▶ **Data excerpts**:
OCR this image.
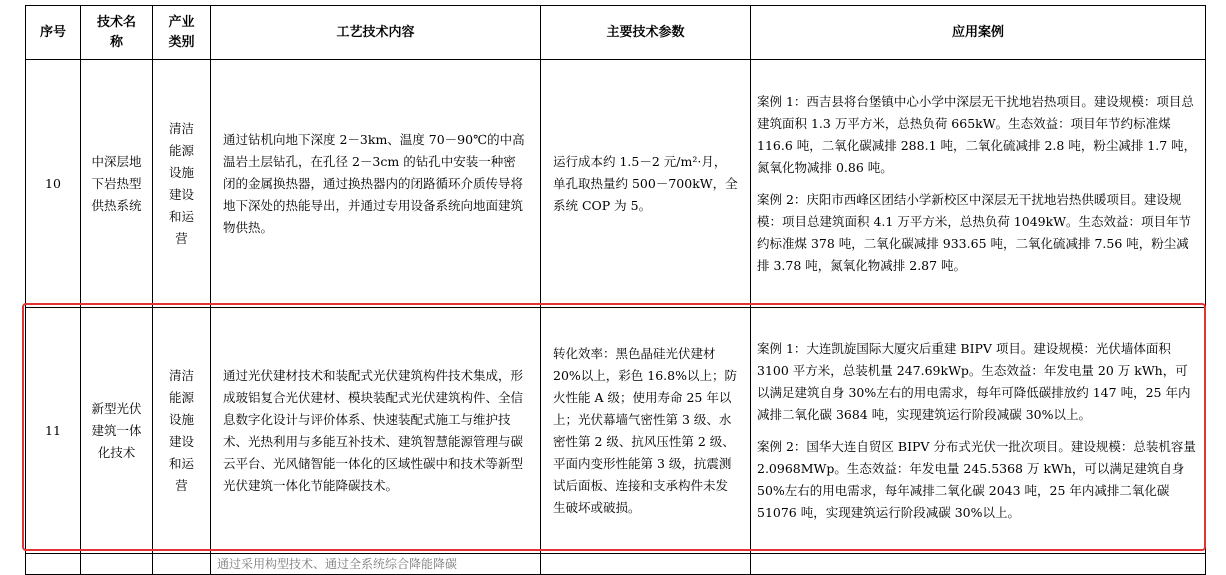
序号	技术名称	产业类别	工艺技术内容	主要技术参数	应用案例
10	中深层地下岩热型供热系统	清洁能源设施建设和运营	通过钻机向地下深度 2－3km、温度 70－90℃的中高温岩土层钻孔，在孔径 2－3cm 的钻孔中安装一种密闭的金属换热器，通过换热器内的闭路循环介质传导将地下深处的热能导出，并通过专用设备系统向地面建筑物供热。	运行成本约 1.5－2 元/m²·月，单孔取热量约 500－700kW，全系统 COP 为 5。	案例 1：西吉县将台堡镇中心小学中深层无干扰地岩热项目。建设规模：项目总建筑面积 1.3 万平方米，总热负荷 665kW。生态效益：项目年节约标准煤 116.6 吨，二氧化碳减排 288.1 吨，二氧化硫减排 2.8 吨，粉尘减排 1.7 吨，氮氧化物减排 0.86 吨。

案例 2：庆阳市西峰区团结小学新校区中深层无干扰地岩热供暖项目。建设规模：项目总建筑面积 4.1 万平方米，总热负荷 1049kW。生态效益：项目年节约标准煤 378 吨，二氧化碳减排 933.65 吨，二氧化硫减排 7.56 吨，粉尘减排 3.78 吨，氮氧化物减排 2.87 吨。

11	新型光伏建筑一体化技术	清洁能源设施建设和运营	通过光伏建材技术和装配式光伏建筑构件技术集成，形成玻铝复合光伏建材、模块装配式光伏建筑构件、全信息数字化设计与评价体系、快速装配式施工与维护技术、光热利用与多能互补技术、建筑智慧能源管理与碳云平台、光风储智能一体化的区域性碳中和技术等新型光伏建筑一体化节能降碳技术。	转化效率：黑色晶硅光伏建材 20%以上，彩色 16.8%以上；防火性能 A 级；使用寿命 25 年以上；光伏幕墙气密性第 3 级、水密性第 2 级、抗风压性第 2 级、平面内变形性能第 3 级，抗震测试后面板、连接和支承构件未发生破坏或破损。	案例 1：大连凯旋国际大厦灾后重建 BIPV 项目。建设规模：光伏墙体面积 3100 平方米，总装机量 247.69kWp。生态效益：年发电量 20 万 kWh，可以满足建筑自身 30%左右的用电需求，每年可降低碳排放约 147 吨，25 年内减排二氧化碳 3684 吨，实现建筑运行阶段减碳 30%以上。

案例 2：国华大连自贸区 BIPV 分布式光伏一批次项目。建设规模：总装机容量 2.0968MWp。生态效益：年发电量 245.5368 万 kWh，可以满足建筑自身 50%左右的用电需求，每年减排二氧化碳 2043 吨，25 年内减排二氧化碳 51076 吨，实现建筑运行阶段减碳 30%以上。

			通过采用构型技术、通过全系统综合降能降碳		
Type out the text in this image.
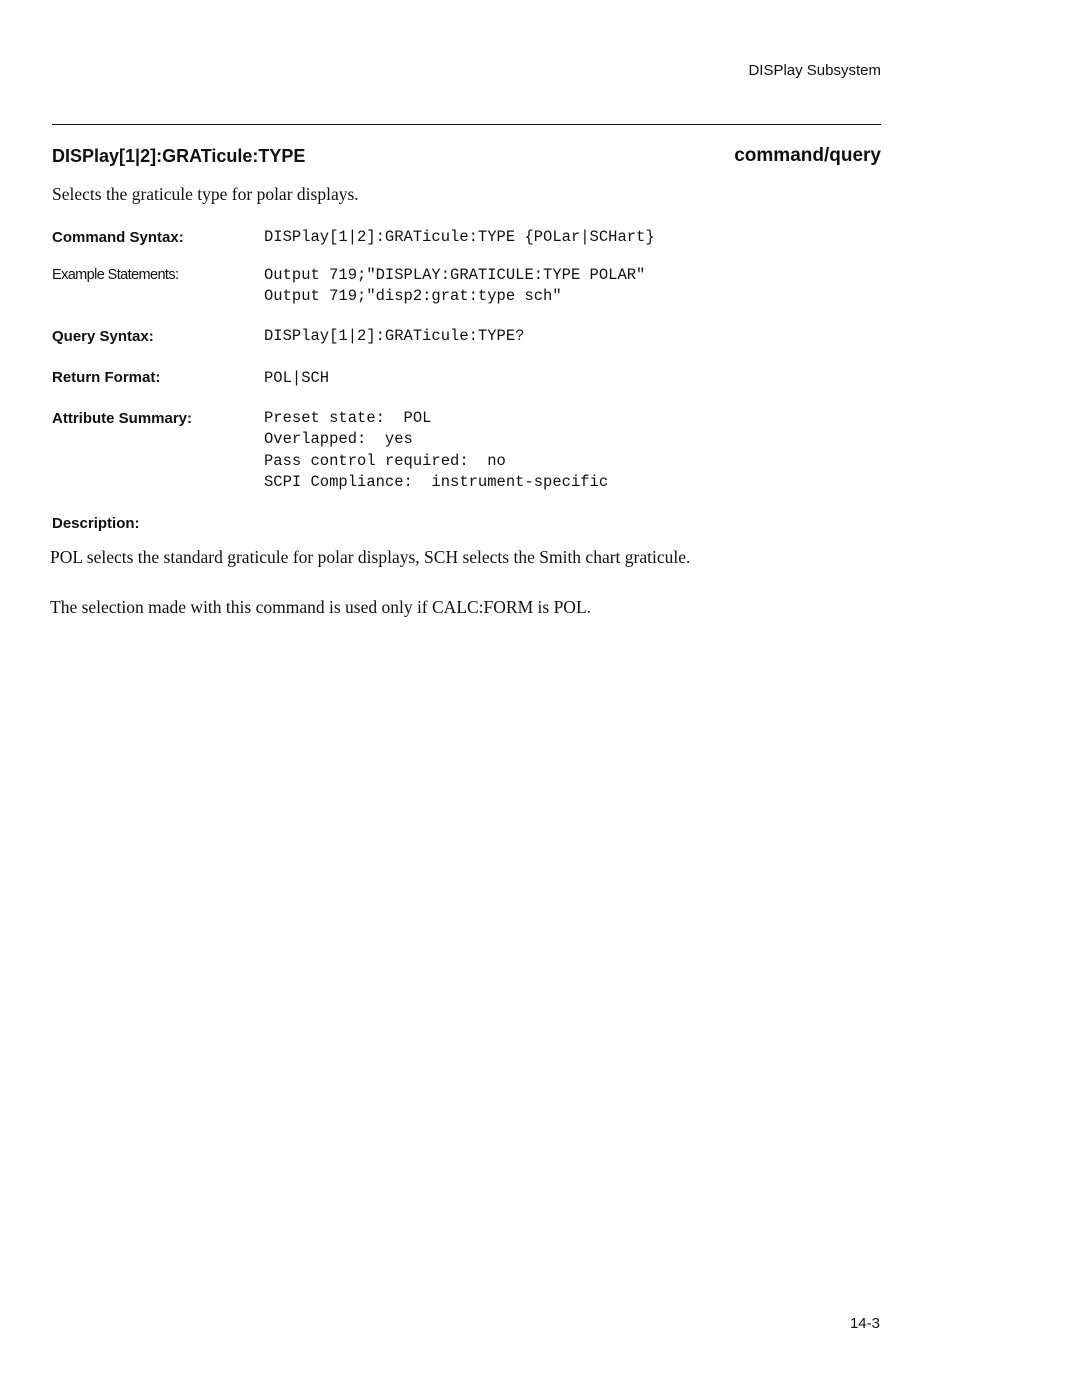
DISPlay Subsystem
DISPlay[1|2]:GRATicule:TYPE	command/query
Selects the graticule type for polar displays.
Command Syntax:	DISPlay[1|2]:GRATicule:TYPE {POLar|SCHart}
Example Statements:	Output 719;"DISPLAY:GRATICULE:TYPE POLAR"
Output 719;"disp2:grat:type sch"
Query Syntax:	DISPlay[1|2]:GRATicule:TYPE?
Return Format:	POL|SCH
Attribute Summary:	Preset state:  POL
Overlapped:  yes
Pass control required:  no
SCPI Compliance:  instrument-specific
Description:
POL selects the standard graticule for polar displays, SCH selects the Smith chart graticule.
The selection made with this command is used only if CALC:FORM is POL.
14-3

▶ **Exercise instructions**:
Excluding the pictures, reproduce every entry exactly as given.

▶ **Finished answer**:
OCR this image.
序号	技术名称	产业类别	工艺技术内容	主要技术参数	应用案例
10	中深层地下岩热型供热系统	清洁能源设施建设和运营	通过钻机向地下深度 2－3km、温度 70－90℃的中高温岩土层钻孔，在孔径 2－3cm 的钻孔中安装一种密闭的金属换热器，通过换热器内的闭路循环介质传导将地下深处的热能导出，并通过专用设备系统向地面建筑物供热。	运行成本约 1.5－2 元/m²·月，单孔取热量约 500－700kW，全系统 COP 为 5。	案例 1：西吉县将台堡镇中心小学中深层无干扰地岩热项目。建设规模：项目总建筑面积 1.3 万平方米，总热负荷 665kW。生态效益：项目年节约标准煤 116.6 吨，二氧化碳减排 288.1 吨，二氧化硫减排 2.8 吨，粉尘减排 1.7 吨，氮氧化物减排 0.86 吨。

案例 2：庆阳市西峰区团结小学新校区中深层无干扰地岩热供暖项目。建设规模：项目总建筑面积 4.1 万平方米，总热负荷 1049kW。生态效益：项目年节约标准煤 378 吨，二氧化碳减排 933.65 吨，二氧化硫减排 7.56 吨，粉尘减排 3.78 吨，氮氧化物减排 2.87 吨。

11	新型光伏建筑一体化技术	清洁能源设施建设和运营	通过光伏建材技术和装配式光伏建筑构件技术集成，形成玻铝复合光伏建材、模块装配式光伏建筑构件、全信息数字化设计与评价体系、快速装配式施工与维护技术、光热利用与多能互补技术、建筑智慧能源管理与碳云平台、光风储智能一体化的区域性碳中和技术等新型光伏建筑一体化节能降碳技术。	转化效率：黑色晶硅光伏建材 20%以上，彩色 16.8%以上；防火性能 A 级；使用寿命 25 年以上；光伏幕墙气密性第 3 级、水密性第 2 级、抗风压性第 2 级、平面内变形性能第 3 级，抗震测试后面板、连接和支承构件未发生破坏或破损。	案例 1：大连凯旋国际大厦灾后重建 BIPV 项目。建设规模：光伏墙体面积 3100 平方米，总装机量 247.69kWp。生态效益：年发电量 20 万 kWh，可以满足建筑自身 30%左右的用电需求，每年可降低碳排放约 147 吨，25 年内减排二氧化碳 3684 吨，实现建筑运行阶段减碳 30%以上。

案例 2：国华大连自贸区 BIPV 分布式光伏一批次项目。建设规模：总装机容量 2.0968MWp。生态效益：年发电量 245.5368 万 kWh，可以满足建筑自身 50%左右的用电需求，每年减排二氧化碳 2043 吨，25 年内减排二氧化碳 51076 吨，实现建筑运行阶段减碳 30%以上。

			通过采用构型技术、通过全系统综合降能降碳		
Type out the text in this image.
DISPlay Subsystem
DISPlay[1|2]:GRATicule:TYPE	command/query
Selects the graticule type for polar displays.
Command Syntax:	DISPlay[1|2]:GRATicule:TYPE {POLar|SCHart}
Example Statements:	Output 719;"DISPLAY:GRATICULE:TYPE POLAR"
Output 719;"disp2:grat:type sch"
Query Syntax:	DISPlay[1|2]:GRATicule:TYPE?
Return Format:	POL|SCH
Attribute Summary:	Preset state:  POL
Overlapped:  yes
Pass control required:  no
SCPI Compliance:  instrument-specific
Description:
POL selects the standard graticule for polar displays, SCH selects the Smith chart graticule.
The selection made with this command is used only if CALC:FORM is POL.
14-3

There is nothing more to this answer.